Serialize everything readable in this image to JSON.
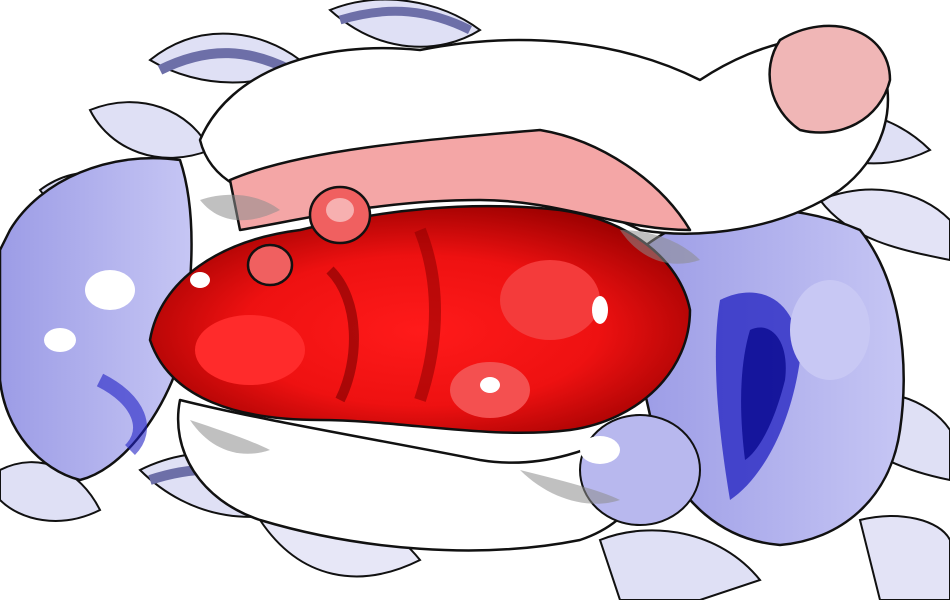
{
  "scene": {
    "subject": "protein-surface-electrostatics",
    "colors": {
      "negative_strong": "#ff0000",
      "negative_mid": "#f06060",
      "negative_light": "#f4a6a6",
      "neutral": "#ffffff",
      "shadow": "#8c8c8c",
      "positive_light": "#b0b0ef",
      "positive_mid": "#7878e0",
      "positive_strong": "#1414c8",
      "outline": "#111111",
      "ribbon_fill": "#dfe0f5",
      "ribbon_shade": "#6d6fa8"
    }
  }
}
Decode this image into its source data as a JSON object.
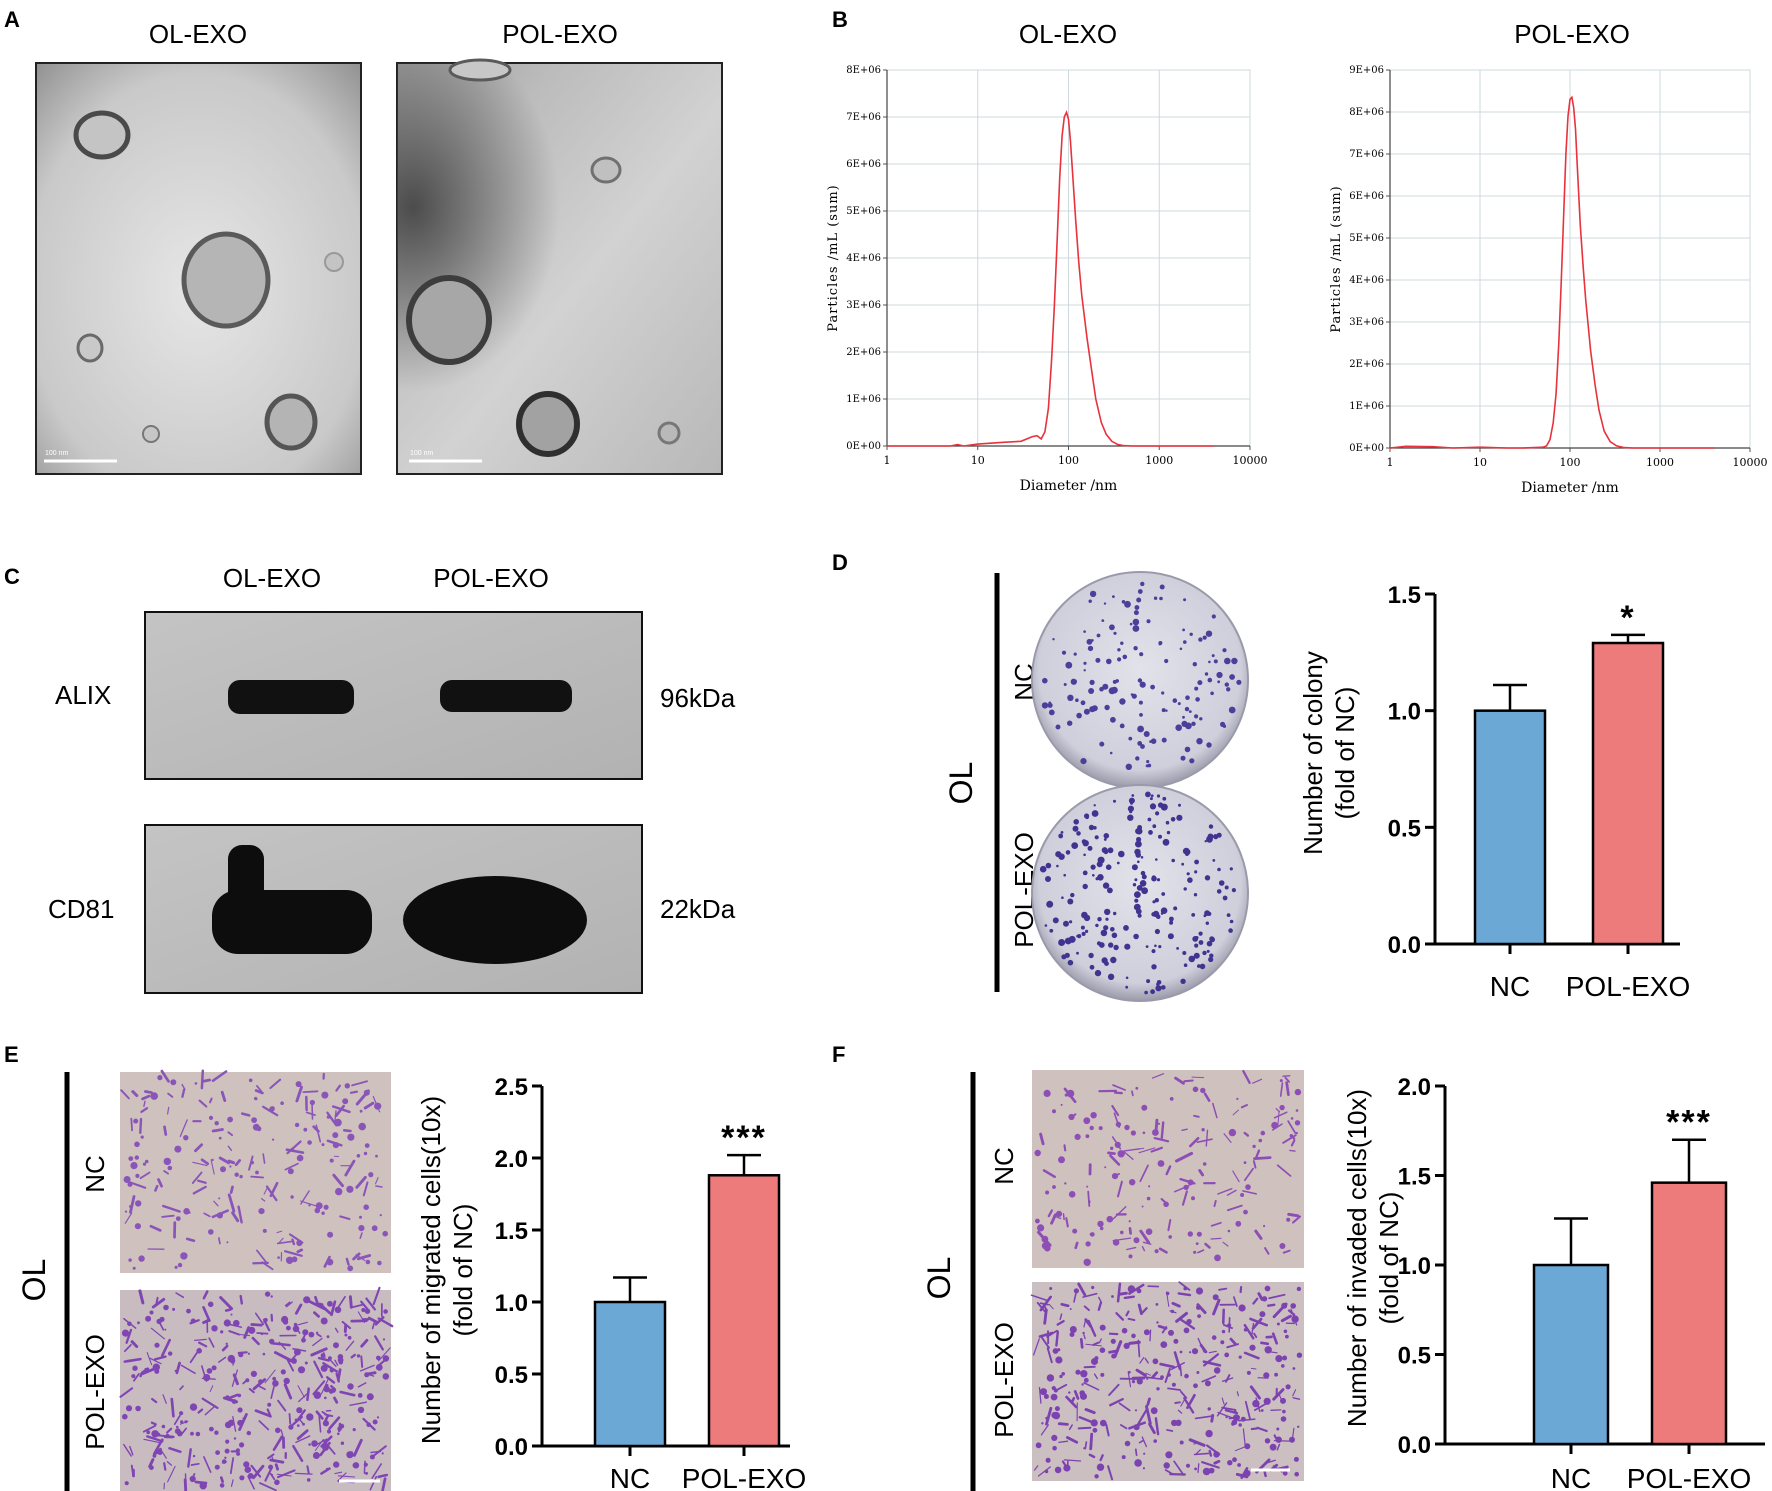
{
  "panels": {
    "A": {
      "letter": "A",
      "images": [
        {
          "label": "OL-EXO",
          "scale_text": "100 nm"
        },
        {
          "label": "POL-EXO",
          "scale_text": "100 nm"
        }
      ]
    },
    "C": {
      "letter": "C",
      "lanes": [
        "OL-EXO",
        "POL-EXO"
      ],
      "bands": [
        {
          "protein": "ALIX",
          "size": "96kDa"
        },
        {
          "protein": "CD81",
          "size": "22kDa"
        }
      ]
    },
    "D": {
      "letter": "D",
      "group": "OL",
      "rows": [
        "NC",
        "POL-EXO"
      ]
    },
    "E": {
      "letter": "E",
      "group": "OL",
      "rows": [
        "NC",
        "POL-EXO"
      ]
    },
    "F": {
      "letter": "F",
      "group": "OL",
      "rows": [
        "NC",
        "POL-EXO"
      ]
    }
  },
  "chart_data": [
    {
      "id": "B-left",
      "panel": "B",
      "type": "line",
      "title": "OL-EXO",
      "xlabel": "Diameter /nm",
      "ylabel": "Particles /mL (sum)",
      "x_scale": "log",
      "xlim": [
        1,
        10000
      ],
      "ylim": [
        0,
        8000000
      ],
      "x_ticks": [
        "1",
        "10",
        "100",
        "1000",
        "10000"
      ],
      "y_ticks": [
        "0E+00",
        "1E+06",
        "2E+06",
        "3E+06",
        "4E+06",
        "5E+06",
        "6E+06",
        "7E+06",
        "8E+06"
      ],
      "grid": true,
      "series": [
        {
          "color": "#e8323c",
          "x": [
            1,
            5,
            6,
            7,
            10,
            20,
            30,
            40,
            45,
            50,
            55,
            60,
            65,
            70,
            75,
            80,
            85,
            90,
            95,
            100,
            105,
            110,
            120,
            130,
            140,
            160,
            180,
            200,
            230,
            260,
            300,
            350,
            400,
            500,
            700,
            1000,
            2000,
            4000
          ],
          "y": [
            0,
            0,
            30000,
            0,
            40000,
            80000,
            100000,
            200000,
            220000,
            150000,
            300000,
            800000,
            1800000,
            3000000,
            4400000,
            5700000,
            6600000,
            7000000,
            7100000,
            6950000,
            6500000,
            5900000,
            4800000,
            3900000,
            3200000,
            2300000,
            1600000,
            1000000,
            500000,
            250000,
            100000,
            30000,
            10000,
            0,
            0,
            0,
            0,
            0
          ]
        }
      ]
    },
    {
      "id": "B-right",
      "panel": "B",
      "type": "line",
      "title": "POL-EXO",
      "xlabel": "Diameter /nm",
      "ylabel": "Particles /mL (sum)",
      "x_scale": "log",
      "xlim": [
        1,
        10000
      ],
      "ylim": [
        0,
        9000000
      ],
      "x_ticks": [
        "1",
        "10",
        "100",
        "1000",
        "10000"
      ],
      "y_ticks": [
        "0E+00",
        "1E+06",
        "2E+06",
        "3E+06",
        "4E+06",
        "5E+06",
        "6E+06",
        "7E+06",
        "8E+06",
        "9E+06"
      ],
      "grid": true,
      "series": [
        {
          "color": "#e8323c",
          "x": [
            1,
            1.5,
            3,
            5,
            10,
            20,
            30,
            40,
            50,
            55,
            60,
            65,
            70,
            75,
            80,
            85,
            90,
            95,
            100,
            105,
            110,
            115,
            120,
            130,
            140,
            150,
            170,
            190,
            210,
            240,
            280,
            330,
            400,
            500,
            1000,
            2000,
            4000
          ],
          "y": [
            0,
            40000,
            30000,
            0,
            20000,
            0,
            0,
            10000,
            20000,
            50000,
            200000,
            600000,
            1300000,
            2500000,
            4000000,
            5500000,
            7000000,
            7900000,
            8300000,
            8350000,
            8100000,
            7600000,
            6800000,
            5300000,
            4300000,
            3500000,
            2300000,
            1500000,
            900000,
            400000,
            150000,
            50000,
            10000,
            0,
            0,
            0,
            0
          ]
        }
      ]
    },
    {
      "id": "D",
      "panel": "D",
      "type": "bar",
      "categories": [
        "NC",
        "POL-EXO"
      ],
      "values": [
        1.0,
        1.29
      ],
      "errors": [
        0.11,
        0.035
      ],
      "colors": [
        "#6ca8d6",
        "#ee7b7b"
      ],
      "significance": [
        "",
        "*"
      ],
      "ylabel": "Number of colony\n(fold of NC)",
      "ylim": [
        0,
        1.5
      ],
      "y_ticks": [
        "0.0",
        "0.5",
        "1.0",
        "1.5"
      ]
    },
    {
      "id": "E",
      "panel": "E",
      "type": "bar",
      "categories": [
        "NC",
        "POL-EXO"
      ],
      "values": [
        1.0,
        1.88
      ],
      "errors": [
        0.17,
        0.14
      ],
      "colors": [
        "#6ca8d6",
        "#ee7b7b"
      ],
      "significance": [
        "",
        "***"
      ],
      "ylabel": "Number of migrated cells(10x)\n(fold of NC)",
      "ylim": [
        0,
        2.5
      ],
      "y_ticks": [
        "0.0",
        "0.5",
        "1.0",
        "1.5",
        "2.0",
        "2.5"
      ]
    },
    {
      "id": "F",
      "panel": "F",
      "type": "bar",
      "categories": [
        "NC",
        "POL-EXO"
      ],
      "values": [
        1.0,
        1.46
      ],
      "errors": [
        0.26,
        0.24
      ],
      "colors": [
        "#6ca8d6",
        "#ee7b7b"
      ],
      "significance": [
        "",
        "***"
      ],
      "ylabel": "Number of invaded cells(10x)\n(fold of NC)",
      "ylim": [
        0,
        2.0
      ],
      "y_ticks": [
        "0.0",
        "0.5",
        "1.0",
        "1.5",
        "2.0"
      ]
    }
  ]
}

§ Task prompt
Copy out all the data exactly. The images should not appear in the copy.

§ Written response
Serialize everything readable in this image to JSON.
{
  "scene": {
    "subject": "protein-surface-electrostatics",
    "colors": {
      "negative_strong": "#ff0000",
      "negative_mid": "#f06060",
      "negative_light": "#f4a6a6",
      "neutral": "#ffffff",
      "shadow": "#8c8c8c",
      "positive_light": "#b0b0ef",
      "positive_mid": "#7878e0",
      "positive_strong": "#1414c8",
      "outline": "#111111",
      "ribbon_fill": "#dfe0f5",
      "ribbon_shade": "#6d6fa8"
    }
  }
}
Decode this image into its source data as a JSON object.
{
  "panels": {
    "A": {
      "letter": "A",
      "images": [
        {
          "label": "OL-EXO",
          "scale_text": "100 nm"
        },
        {
          "label": "POL-EXO",
          "scale_text": "100 nm"
        }
      ]
    },
    "C": {
      "letter": "C",
      "lanes": [
        "OL-EXO",
        "POL-EXO"
      ],
      "bands": [
        {
          "protein": "ALIX",
          "size": "96kDa"
        },
        {
          "protein": "CD81",
          "size": "22kDa"
        }
      ]
    },
    "D": {
      "letter": "D",
      "group": "OL",
      "rows": [
        "NC",
        "POL-EXO"
      ]
    },
    "E": {
      "letter": "E",
      "group": "OL",
      "rows": [
        "NC",
        "POL-EXO"
      ]
    },
    "F": {
      "letter": "F",
      "group": "OL",
      "rows": [
        "NC",
        "POL-EXO"
      ]
    }
  },
  "chart_data": [
    {
      "id": "B-left",
      "panel": "B",
      "type": "line",
      "title": "OL-EXO",
      "xlabel": "Diameter /nm",
      "ylabel": "Particles /mL (sum)",
      "x_scale": "log",
      "xlim": [
        1,
        10000
      ],
      "ylim": [
        0,
        8000000
      ],
      "x_ticks": [
        "1",
        "10",
        "100",
        "1000",
        "10000"
      ],
      "y_ticks": [
        "0E+00",
        "1E+06",
        "2E+06",
        "3E+06",
        "4E+06",
        "5E+06",
        "6E+06",
        "7E+06",
        "8E+06"
      ],
      "grid": true,
      "series": [
        {
          "color": "#e8323c",
          "x": [
            1,
            5,
            6,
            7,
            10,
            20,
            30,
            40,
            45,
            50,
            55,
            60,
            65,
            70,
            75,
            80,
            85,
            90,
            95,
            100,
            105,
            110,
            120,
            130,
            140,
            160,
            180,
            200,
            230,
            260,
            300,
            350,
            400,
            500,
            700,
            1000,
            2000,
            4000
          ],
          "y": [
            0,
            0,
            30000,
            0,
            40000,
            80000,
            100000,
            200000,
            220000,
            150000,
            300000,
            800000,
            1800000,
            3000000,
            4400000,
            5700000,
            6600000,
            7000000,
            7100000,
            6950000,
            6500000,
            5900000,
            4800000,
            3900000,
            3200000,
            2300000,
            1600000,
            1000000,
            500000,
            250000,
            100000,
            30000,
            10000,
            0,
            0,
            0,
            0,
            0
          ]
        }
      ]
    },
    {
      "id": "B-right",
      "panel": "B",
      "type": "line",
      "title": "POL-EXO",
      "xlabel": "Diameter /nm",
      "ylabel": "Particles /mL (sum)",
      "x_scale": "log",
      "xlim": [
        1,
        10000
      ],
      "ylim": [
        0,
        9000000
      ],
      "x_ticks": [
        "1",
        "10",
        "100",
        "1000",
        "10000"
      ],
      "y_ticks": [
        "0E+00",
        "1E+06",
        "2E+06",
        "3E+06",
        "4E+06",
        "5E+06",
        "6E+06",
        "7E+06",
        "8E+06",
        "9E+06"
      ],
      "grid": true,
      "series": [
        {
          "color": "#e8323c",
          "x": [
            1,
            1.5,
            3,
            5,
            10,
            20,
            30,
            40,
            50,
            55,
            60,
            65,
            70,
            75,
            80,
            85,
            90,
            95,
            100,
            105,
            110,
            115,
            120,
            130,
            140,
            150,
            170,
            190,
            210,
            240,
            280,
            330,
            400,
            500,
            1000,
            2000,
            4000
          ],
          "y": [
            0,
            40000,
            30000,
            0,
            20000,
            0,
            0,
            10000,
            20000,
            50000,
            200000,
            600000,
            1300000,
            2500000,
            4000000,
            5500000,
            7000000,
            7900000,
            8300000,
            8350000,
            8100000,
            7600000,
            6800000,
            5300000,
            4300000,
            3500000,
            2300000,
            1500000,
            900000,
            400000,
            150000,
            50000,
            10000,
            0,
            0,
            0,
            0
          ]
        }
      ]
    },
    {
      "id": "D",
      "panel": "D",
      "type": "bar",
      "categories": [
        "NC",
        "POL-EXO"
      ],
      "values": [
        1.0,
        1.29
      ],
      "errors": [
        0.11,
        0.035
      ],
      "colors": [
        "#6ca8d6",
        "#ee7b7b"
      ],
      "significance": [
        "",
        "*"
      ],
      "ylabel": "Number of colony\n(fold of NC)",
      "ylim": [
        0,
        1.5
      ],
      "y_ticks": [
        "0.0",
        "0.5",
        "1.0",
        "1.5"
      ]
    },
    {
      "id": "E",
      "panel": "E",
      "type": "bar",
      "categories": [
        "NC",
        "POL-EXO"
      ],
      "values": [
        1.0,
        1.88
      ],
      "errors": [
        0.17,
        0.14
      ],
      "colors": [
        "#6ca8d6",
        "#ee7b7b"
      ],
      "significance": [
        "",
        "***"
      ],
      "ylabel": "Number of migrated cells(10x)\n(fold of NC)",
      "ylim": [
        0,
        2.5
      ],
      "y_ticks": [
        "0.0",
        "0.5",
        "1.0",
        "1.5",
        "2.0",
        "2.5"
      ]
    },
    {
      "id": "F",
      "panel": "F",
      "type": "bar",
      "categories": [
        "NC",
        "POL-EXO"
      ],
      "values": [
        1.0,
        1.46
      ],
      "errors": [
        0.26,
        0.24
      ],
      "colors": [
        "#6ca8d6",
        "#ee7b7b"
      ],
      "significance": [
        "",
        "***"
      ],
      "ylabel": "Number of invaded cells(10x)\n(fold of NC)",
      "ylim": [
        0,
        2.0
      ],
      "y_ticks": [
        "0.0",
        "0.5",
        "1.0",
        "1.5",
        "2.0"
      ]
    }
  ]
}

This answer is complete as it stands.